→ Task goal
Your task is to reproduce the material exactly.

→ Provided records
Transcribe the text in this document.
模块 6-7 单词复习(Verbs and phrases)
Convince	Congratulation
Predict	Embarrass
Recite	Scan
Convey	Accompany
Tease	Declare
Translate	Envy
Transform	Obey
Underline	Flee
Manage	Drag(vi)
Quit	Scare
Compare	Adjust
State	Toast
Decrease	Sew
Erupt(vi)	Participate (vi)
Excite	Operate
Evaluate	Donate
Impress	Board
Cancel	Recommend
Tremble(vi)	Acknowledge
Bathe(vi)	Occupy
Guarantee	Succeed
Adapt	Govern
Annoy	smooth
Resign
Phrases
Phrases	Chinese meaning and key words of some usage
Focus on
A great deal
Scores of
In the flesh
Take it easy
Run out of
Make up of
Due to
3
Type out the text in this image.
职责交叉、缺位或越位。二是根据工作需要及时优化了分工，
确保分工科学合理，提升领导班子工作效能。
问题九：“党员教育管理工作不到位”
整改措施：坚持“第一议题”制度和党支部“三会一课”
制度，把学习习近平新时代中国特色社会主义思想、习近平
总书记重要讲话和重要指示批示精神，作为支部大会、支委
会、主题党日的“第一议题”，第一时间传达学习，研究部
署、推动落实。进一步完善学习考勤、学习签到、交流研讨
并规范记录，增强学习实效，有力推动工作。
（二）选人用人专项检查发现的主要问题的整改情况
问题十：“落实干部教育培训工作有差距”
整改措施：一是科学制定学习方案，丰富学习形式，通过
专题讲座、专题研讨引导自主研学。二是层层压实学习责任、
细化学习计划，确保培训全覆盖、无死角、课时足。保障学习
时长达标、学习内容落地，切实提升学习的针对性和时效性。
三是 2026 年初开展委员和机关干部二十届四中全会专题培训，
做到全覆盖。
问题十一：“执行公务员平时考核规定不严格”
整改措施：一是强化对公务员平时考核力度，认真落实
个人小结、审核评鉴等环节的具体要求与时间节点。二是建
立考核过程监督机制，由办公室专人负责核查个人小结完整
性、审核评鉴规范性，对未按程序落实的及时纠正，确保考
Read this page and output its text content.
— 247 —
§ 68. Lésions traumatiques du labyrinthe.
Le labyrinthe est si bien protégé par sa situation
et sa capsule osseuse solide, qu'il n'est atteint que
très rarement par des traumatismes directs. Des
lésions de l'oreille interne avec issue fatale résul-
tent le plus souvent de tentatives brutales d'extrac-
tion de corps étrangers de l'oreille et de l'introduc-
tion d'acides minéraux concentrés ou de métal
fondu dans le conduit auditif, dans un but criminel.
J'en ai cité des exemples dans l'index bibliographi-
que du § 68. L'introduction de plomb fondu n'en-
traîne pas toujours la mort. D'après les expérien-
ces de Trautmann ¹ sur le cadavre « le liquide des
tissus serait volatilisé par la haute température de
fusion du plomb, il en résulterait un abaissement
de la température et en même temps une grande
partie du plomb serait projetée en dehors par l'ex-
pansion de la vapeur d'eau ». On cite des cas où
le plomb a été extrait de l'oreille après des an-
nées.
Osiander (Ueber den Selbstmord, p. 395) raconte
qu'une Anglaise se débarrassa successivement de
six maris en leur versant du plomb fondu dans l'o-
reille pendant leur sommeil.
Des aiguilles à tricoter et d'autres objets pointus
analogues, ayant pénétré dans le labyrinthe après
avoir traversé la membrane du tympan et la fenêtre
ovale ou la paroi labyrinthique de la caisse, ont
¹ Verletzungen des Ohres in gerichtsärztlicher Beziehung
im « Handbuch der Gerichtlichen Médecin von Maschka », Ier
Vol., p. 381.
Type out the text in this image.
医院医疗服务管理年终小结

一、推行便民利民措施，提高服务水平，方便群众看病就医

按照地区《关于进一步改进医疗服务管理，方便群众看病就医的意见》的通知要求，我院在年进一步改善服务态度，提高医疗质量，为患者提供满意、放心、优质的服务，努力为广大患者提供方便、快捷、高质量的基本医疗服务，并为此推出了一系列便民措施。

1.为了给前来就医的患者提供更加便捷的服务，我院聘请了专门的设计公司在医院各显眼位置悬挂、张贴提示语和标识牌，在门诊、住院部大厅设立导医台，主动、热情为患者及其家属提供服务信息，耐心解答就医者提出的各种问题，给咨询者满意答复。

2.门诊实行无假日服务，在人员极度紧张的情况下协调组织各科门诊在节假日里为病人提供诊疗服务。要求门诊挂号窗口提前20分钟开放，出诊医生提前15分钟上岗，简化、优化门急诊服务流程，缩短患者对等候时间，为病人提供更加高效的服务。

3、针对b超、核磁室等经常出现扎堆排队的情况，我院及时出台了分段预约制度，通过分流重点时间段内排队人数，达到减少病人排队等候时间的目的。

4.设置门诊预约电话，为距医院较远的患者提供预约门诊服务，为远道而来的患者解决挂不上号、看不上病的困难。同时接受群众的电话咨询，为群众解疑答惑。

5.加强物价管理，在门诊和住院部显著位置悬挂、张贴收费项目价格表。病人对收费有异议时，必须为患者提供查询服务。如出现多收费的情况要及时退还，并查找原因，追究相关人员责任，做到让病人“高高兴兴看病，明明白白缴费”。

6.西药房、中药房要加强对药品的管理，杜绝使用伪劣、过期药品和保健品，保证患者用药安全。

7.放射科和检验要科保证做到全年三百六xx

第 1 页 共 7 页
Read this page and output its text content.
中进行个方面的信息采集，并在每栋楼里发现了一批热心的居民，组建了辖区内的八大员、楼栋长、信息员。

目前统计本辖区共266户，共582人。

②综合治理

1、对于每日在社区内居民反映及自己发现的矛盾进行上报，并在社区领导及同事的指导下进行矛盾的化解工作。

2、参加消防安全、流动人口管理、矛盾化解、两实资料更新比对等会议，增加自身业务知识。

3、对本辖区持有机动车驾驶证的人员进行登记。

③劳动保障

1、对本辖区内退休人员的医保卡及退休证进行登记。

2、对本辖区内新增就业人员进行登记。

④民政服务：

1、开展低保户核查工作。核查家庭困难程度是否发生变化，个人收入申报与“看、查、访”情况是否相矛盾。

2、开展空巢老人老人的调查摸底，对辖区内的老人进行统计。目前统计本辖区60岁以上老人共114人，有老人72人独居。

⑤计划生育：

→ Exercise answer
Transcribe the text in this document.
模块 6-7 单词复习(Verbs and phrases)
Convince	Congratulation
Predict	Embarrass
Recite	Scan
Convey	Accompany
Tease	Declare
Translate	Envy
Transform	Obey
Underline	Flee
Manage	Drag(vi)
Quit	Scare
Compare	Adjust
State	Toast
Decrease	Sew
Erupt(vi)	Participate (vi)
Excite	Operate
Evaluate	Donate
Impress	Board
Cancel	Recommend
Tremble(vi)	Acknowledge
Bathe(vi)	Occupy
Guarantee	Succeed
Adapt	Govern
Annoy	smooth
Resign
Phrases
Phrases	Chinese meaning and key words of some usage
Focus on
A great deal
Scores of
In the flesh
Take it easy
Run out of
Make up of
Due to
3
Type out the text in this image.
职责交叉、缺位或越位。二是根据工作需要及时优化了分工，
确保分工科学合理，提升领导班子工作效能。
问题九：“党员教育管理工作不到位”
整改措施：坚持“第一议题”制度和党支部“三会一课”
制度，把学习习近平新时代中国特色社会主义思想、习近平
总书记重要讲话和重要指示批示精神，作为支部大会、支委
会、主题党日的“第一议题”，第一时间传达学习，研究部
署、推动落实。进一步完善学习考勤、学习签到、交流研讨
并规范记录，增强学习实效，有力推动工作。
（二）选人用人专项检查发现的主要问题的整改情况
问题十：“落实干部教育培训工作有差距”
整改措施：一是科学制定学习方案，丰富学习形式，通过
专题讲座、专题研讨引导自主研学。二是层层压实学习责任、
细化学习计划，确保培训全覆盖、无死角、课时足。保障学习
时长达标、学习内容落地，切实提升学习的针对性和时效性。
三是 2026 年初开展委员和机关干部二十届四中全会专题培训，
做到全覆盖。
问题十一：“执行公务员平时考核规定不严格”
整改措施：一是强化对公务员平时考核力度，认真落实
个人小结、审核评鉴等环节的具体要求与时间节点。二是建
立考核过程监督机制，由办公室专人负责核查个人小结完整
性、审核评鉴规范性，对未按程序落实的及时纠正，确保考
Read this page and output its text content.
— 247 —
§ 68. Lésions traumatiques du labyrinthe.
Le labyrinthe est si bien protégé par sa situation
et sa capsule osseuse solide, qu'il n'est atteint que
très rarement par des traumatismes directs. Des
lésions de l'oreille interne avec issue fatale résul-
tent le plus souvent de tentatives brutales d'extrac-
tion de corps étrangers de l'oreille et de l'introduc-
tion d'acides minéraux concentrés ou de métal
fondu dans le conduit auditif, dans un but criminel.
J'en ai cité des exemples dans l'index bibliographi-
que du § 68. L'introduction de plomb fondu n'en-
traîne pas toujours la mort. D'après les expérien-
ces de Trautmann ¹ sur le cadavre « le liquide des
tissus serait volatilisé par la haute température de
fusion du plomb, il en résulterait un abaissement
de la température et en même temps une grande
partie du plomb serait projetée en dehors par l'ex-
pansion de la vapeur d'eau ». On cite des cas où
le plomb a été extrait de l'oreille après des an-
nées.
Osiander (Ueber den Selbstmord, p. 395) raconte
qu'une Anglaise se débarrassa successivement de
six maris en leur versant du plomb fondu dans l'o-
reille pendant leur sommeil.
Des aiguilles à tricoter et d'autres objets pointus
analogues, ayant pénétré dans le labyrinthe après
avoir traversé la membrane du tympan et la fenêtre
ovale ou la paroi labyrinthique de la caisse, ont
¹ Verletzungen des Ohres in gerichtsärztlicher Beziehung
im « Handbuch der Gerichtlichen Médecin von Maschka », Ier
Vol., p. 381.
Type out the text in this image.
医院医疗服务管理年终小结

一、推行便民利民措施，提高服务水平，方便群众看病就医

按照地区《关于进一步改进医疗服务管理，方便群众看病就医的意见》的通知要求，我院在年进一步改善服务态度，提高医疗质量，为患者提供满意、放心、优质的服务，努力为广大患者提供方便、快捷、高质量的基本医疗服务，并为此推出了一系列便民措施。

1.为了给前来就医的患者提供更加便捷的服务，我院聘请了专门的设计公司在医院各显眼位置悬挂、张贴提示语和标识牌，在门诊、住院部大厅设立导医台，主动、热情为患者及其家属提供服务信息，耐心解答就医者提出的各种问题，给咨询者满意答复。

2.门诊实行无假日服务，在人员极度紧张的情况下协调组织各科门诊在节假日里为病人提供诊疗服务。要求门诊挂号窗口提前20分钟开放，出诊医生提前15分钟上岗，简化、优化门急诊服务流程，缩短患者对等候时间，为病人提供更加高效的服务。

3、针对b超、核磁室等经常出现扎堆排队的情况，我院及时出台了分段预约制度，通过分流重点时间段内排队人数，达到减少病人排队等候时间的目的。

4.设置门诊预约电话，为距医院较远的患者提供预约门诊服务，为远道而来的患者解决挂不上号、看不上病的困难。同时接受群众的电话咨询，为群众解疑答惑。

5.加强物价管理，在门诊和住院部显著位置悬挂、张贴收费项目价格表。病人对收费有异议时，必须为患者提供查询服务。如出现多收费的情况要及时退还，并查找原因，追究相关人员责任，做到让病人“高高兴兴看病，明明白白缴费”。

6.西药房、中药房要加强对药品的管理，杜绝使用伪劣、过期药品和保健品，保证患者用药安全。

7.放射科和检验要科保证做到全年三百六xx

第 1 页 共 7 页
Read this page and output its text content.
中进行个方面的信息采集，并在每栋楼里发现了一批热心的居民，组建了辖区内的八大员、楼栋长、信息员。

目前统计本辖区共266户，共582人。

②综合治理

1、对于每日在社区内居民反映及自己发现的矛盾进行上报，并在社区领导及同事的指导下进行矛盾的化解工作。

2、参加消防安全、流动人口管理、矛盾化解、两实资料更新比对等会议，增加自身业务知识。

3、对本辖区持有机动车驾驶证的人员进行登记。

③劳动保障

1、对本辖区内退休人员的医保卡及退休证进行登记。

2、对本辖区内新增就业人员进行登记。

④民政服务：

1、开展低保户核查工作。核查家庭困难程度是否发生变化，个人收入申报与“看、查、访”情况是否相矛盾。

2、开展空巢老人老人的调查摸底，对辖区内的老人进行统计。目前统计本辖区60岁以上老人共114人，有老人72人独居。

⑤计划生育：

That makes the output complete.